**TASK DESCRIPTION**
Everything in the records should be repeated exactly, down to the last character.

**TASK DATA**

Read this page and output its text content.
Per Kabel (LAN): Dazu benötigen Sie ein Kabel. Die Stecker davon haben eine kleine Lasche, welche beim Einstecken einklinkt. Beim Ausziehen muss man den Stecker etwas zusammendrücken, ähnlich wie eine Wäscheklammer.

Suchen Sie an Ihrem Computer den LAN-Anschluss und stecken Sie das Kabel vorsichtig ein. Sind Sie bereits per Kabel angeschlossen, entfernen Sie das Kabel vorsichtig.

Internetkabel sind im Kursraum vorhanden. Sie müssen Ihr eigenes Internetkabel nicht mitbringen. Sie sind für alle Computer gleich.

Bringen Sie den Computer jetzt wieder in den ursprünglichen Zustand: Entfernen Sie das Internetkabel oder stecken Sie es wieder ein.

**ANSWER BELOW**
Read this page and output its text content.
Per Kabel (LAN): Dazu benötigen Sie ein Kabel. Die Stecker davon haben eine kleine Lasche, welche beim Einstecken einklinkt. Beim Ausziehen muss man den Stecker etwas zusammendrücken, ähnlich wie eine Wäscheklammer.

Suchen Sie an Ihrem Computer den LAN-Anschluss und stecken Sie das Kabel vorsichtig ein. Sind Sie bereits per Kabel angeschlossen, entfernen Sie das Kabel vorsichtig.

Internetkabel sind im Kursraum vorhanden. Sie müssen Ihr eigenes Internetkabel nicht mitbringen. Sie sind für alle Computer gleich.

Bringen Sie den Computer jetzt wieder in den ursprünglichen Zustand: Entfernen Sie das Internetkabel oder stecken Sie es wieder ein.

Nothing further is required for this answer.